SHORT TASK ->
Please restate the following records word for word.

(Figure data in JSON)

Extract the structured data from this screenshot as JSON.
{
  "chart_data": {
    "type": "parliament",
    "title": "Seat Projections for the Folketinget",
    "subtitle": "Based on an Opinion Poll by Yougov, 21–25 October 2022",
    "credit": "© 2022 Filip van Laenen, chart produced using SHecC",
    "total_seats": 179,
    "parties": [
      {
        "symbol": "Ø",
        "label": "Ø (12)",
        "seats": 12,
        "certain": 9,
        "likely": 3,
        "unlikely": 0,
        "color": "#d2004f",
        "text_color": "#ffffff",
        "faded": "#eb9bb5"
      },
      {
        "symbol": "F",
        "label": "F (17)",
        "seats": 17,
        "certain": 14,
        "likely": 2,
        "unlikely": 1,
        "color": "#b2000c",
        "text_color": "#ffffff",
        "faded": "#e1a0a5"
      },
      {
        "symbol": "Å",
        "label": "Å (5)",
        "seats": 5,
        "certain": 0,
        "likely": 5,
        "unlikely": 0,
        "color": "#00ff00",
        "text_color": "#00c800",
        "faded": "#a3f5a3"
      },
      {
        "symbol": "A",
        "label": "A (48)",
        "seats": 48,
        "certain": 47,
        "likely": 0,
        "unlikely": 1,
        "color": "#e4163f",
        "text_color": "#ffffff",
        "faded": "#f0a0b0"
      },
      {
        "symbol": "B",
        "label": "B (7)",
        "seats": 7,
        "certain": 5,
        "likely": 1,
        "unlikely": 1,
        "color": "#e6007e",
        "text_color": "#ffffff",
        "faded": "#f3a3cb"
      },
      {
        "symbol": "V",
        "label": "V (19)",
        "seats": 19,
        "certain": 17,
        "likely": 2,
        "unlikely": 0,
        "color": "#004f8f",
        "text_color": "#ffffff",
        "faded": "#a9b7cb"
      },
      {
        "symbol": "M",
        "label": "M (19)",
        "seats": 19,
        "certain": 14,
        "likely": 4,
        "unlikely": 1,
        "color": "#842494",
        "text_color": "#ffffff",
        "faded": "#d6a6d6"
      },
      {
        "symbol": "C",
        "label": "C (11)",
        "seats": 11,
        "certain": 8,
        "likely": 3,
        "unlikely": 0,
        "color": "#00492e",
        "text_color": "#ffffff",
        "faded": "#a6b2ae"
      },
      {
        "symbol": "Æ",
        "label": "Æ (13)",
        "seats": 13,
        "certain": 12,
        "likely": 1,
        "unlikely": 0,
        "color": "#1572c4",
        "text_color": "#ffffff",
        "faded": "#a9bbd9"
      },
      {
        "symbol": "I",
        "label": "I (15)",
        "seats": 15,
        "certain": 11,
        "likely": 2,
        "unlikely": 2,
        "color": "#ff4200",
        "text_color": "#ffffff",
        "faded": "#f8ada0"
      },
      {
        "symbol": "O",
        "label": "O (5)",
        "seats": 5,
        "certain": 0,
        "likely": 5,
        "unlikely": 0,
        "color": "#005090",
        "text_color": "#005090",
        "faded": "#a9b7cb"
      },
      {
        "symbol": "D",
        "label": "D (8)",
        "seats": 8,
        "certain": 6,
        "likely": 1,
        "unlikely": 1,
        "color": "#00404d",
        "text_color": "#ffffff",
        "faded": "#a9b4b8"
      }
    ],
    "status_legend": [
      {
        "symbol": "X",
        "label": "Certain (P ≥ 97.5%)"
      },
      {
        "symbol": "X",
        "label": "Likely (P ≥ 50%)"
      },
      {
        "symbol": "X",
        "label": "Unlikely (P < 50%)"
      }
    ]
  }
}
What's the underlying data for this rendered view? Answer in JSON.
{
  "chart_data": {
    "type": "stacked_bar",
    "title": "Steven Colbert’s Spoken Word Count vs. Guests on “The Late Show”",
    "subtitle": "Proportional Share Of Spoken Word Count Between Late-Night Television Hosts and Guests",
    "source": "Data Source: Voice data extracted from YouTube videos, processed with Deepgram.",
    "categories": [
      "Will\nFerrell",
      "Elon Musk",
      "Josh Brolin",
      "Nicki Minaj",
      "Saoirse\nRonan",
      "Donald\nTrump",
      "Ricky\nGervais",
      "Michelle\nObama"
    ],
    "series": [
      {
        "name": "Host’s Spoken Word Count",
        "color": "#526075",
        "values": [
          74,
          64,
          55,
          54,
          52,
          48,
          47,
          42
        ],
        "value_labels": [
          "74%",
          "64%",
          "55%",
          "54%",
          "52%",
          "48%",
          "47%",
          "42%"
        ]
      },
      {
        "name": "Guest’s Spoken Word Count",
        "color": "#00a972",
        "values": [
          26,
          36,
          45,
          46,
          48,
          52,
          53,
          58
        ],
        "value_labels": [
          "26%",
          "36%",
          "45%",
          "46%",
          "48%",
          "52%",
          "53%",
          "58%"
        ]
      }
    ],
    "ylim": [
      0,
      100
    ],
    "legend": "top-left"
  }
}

WRITTEN RESPONSE ->
Extract the structured data from this screenshot as JSON.
{
  "chart_data": {
    "type": "parliament",
    "title": "Seat Projections for the Folketinget",
    "subtitle": "Based on an Opinion Poll by Yougov, 21–25 October 2022",
    "credit": "© 2022 Filip van Laenen, chart produced using SHecC",
    "total_seats": 179,
    "parties": [
      {
        "symbol": "Ø",
        "label": "Ø (12)",
        "seats": 12,
        "certain": 9,
        "likely": 3,
        "unlikely": 0,
        "color": "#d2004f",
        "text_color": "#ffffff",
        "faded": "#eb9bb5"
      },
      {
        "symbol": "F",
        "label": "F (17)",
        "seats": 17,
        "certain": 14,
        "likely": 2,
        "unlikely": 1,
        "color": "#b2000c",
        "text_color": "#ffffff",
        "faded": "#e1a0a5"
      },
      {
        "symbol": "Å",
        "label": "Å (5)",
        "seats": 5,
        "certain": 0,
        "likely": 5,
        "unlikely": 0,
        "color": "#00ff00",
        "text_color": "#00c800",
        "faded": "#a3f5a3"
      },
      {
        "symbol": "A",
        "label": "A (48)",
        "seats": 48,
        "certain": 47,
        "likely": 0,
        "unlikely": 1,
        "color": "#e4163f",
        "text_color": "#ffffff",
        "faded": "#f0a0b0"
      },
      {
        "symbol": "B",
        "label": "B (7)",
        "seats": 7,
        "certain": 5,
        "likely": 1,
        "unlikely": 1,
        "color": "#e6007e",
        "text_color": "#ffffff",
        "faded": "#f3a3cb"
      },
      {
        "symbol": "V",
        "label": "V (19)",
        "seats": 19,
        "certain": 17,
        "likely": 2,
        "unlikely": 0,
        "color": "#004f8f",
        "text_color": "#ffffff",
        "faded": "#a9b7cb"
      },
      {
        "symbol": "M",
        "label": "M (19)",
        "seats": 19,
        "certain": 14,
        "likely": 4,
        "unlikely": 1,
        "color": "#842494",
        "text_color": "#ffffff",
        "faded": "#d6a6d6"
      },
      {
        "symbol": "C",
        "label": "C (11)",
        "seats": 11,
        "certain": 8,
        "likely": 3,
        "unlikely": 0,
        "color": "#00492e",
        "text_color": "#ffffff",
        "faded": "#a6b2ae"
      },
      {
        "symbol": "Æ",
        "label": "Æ (13)",
        "seats": 13,
        "certain": 12,
        "likely": 1,
        "unlikely": 0,
        "color": "#1572c4",
        "text_color": "#ffffff",
        "faded": "#a9bbd9"
      },
      {
        "symbol": "I",
        "label": "I (15)",
        "seats": 15,
        "certain": 11,
        "likely": 2,
        "unlikely": 2,
        "color": "#ff4200",
        "text_color": "#ffffff",
        "faded": "#f8ada0"
      },
      {
        "symbol": "O",
        "label": "O (5)",
        "seats": 5,
        "certain": 0,
        "likely": 5,
        "unlikely": 0,
        "color": "#005090",
        "text_color": "#005090",
        "faded": "#a9b7cb"
      },
      {
        "symbol": "D",
        "label": "D (8)",
        "seats": 8,
        "certain": 6,
        "likely": 1,
        "unlikely": 1,
        "color": "#00404d",
        "text_color": "#ffffff",
        "faded": "#a9b4b8"
      }
    ],
    "status_legend": [
      {
        "symbol": "X",
        "label": "Certain (P ≥ 97.5%)"
      },
      {
        "symbol": "X",
        "label": "Likely (P ≥ 50%)"
      },
      {
        "symbol": "X",
        "label": "Unlikely (P < 50%)"
      }
    ]
  }
}
What's the underlying data for this rendered view? Answer in JSON.
{
  "chart_data": {
    "type": "stacked_bar",
    "title": "Steven Colbert’s Spoken Word Count vs. Guests on “The Late Show”",
    "subtitle": "Proportional Share Of Spoken Word Count Between Late-Night Television Hosts and Guests",
    "source": "Data Source: Voice data extracted from YouTube videos, processed with Deepgram.",
    "categories": [
      "Will\nFerrell",
      "Elon Musk",
      "Josh Brolin",
      "Nicki Minaj",
      "Saoirse\nRonan",
      "Donald\nTrump",
      "Ricky\nGervais",
      "Michelle\nObama"
    ],
    "series": [
      {
        "name": "Host’s Spoken Word Count",
        "color": "#526075",
        "values": [
          74,
          64,
          55,
          54,
          52,
          48,
          47,
          42
        ],
        "value_labels": [
          "74%",
          "64%",
          "55%",
          "54%",
          "52%",
          "48%",
          "47%",
          "42%"
        ]
      },
      {
        "name": "Guest’s Spoken Word Count",
        "color": "#00a972",
        "values": [
          26,
          36,
          45,
          46,
          48,
          52,
          53,
          58
        ],
        "value_labels": [
          "26%",
          "36%",
          "45%",
          "46%",
          "48%",
          "52%",
          "53%",
          "58%"
        ]
      }
    ],
    "ylim": [
      0,
      100
    ],
    "legend": "top-left"
  }
}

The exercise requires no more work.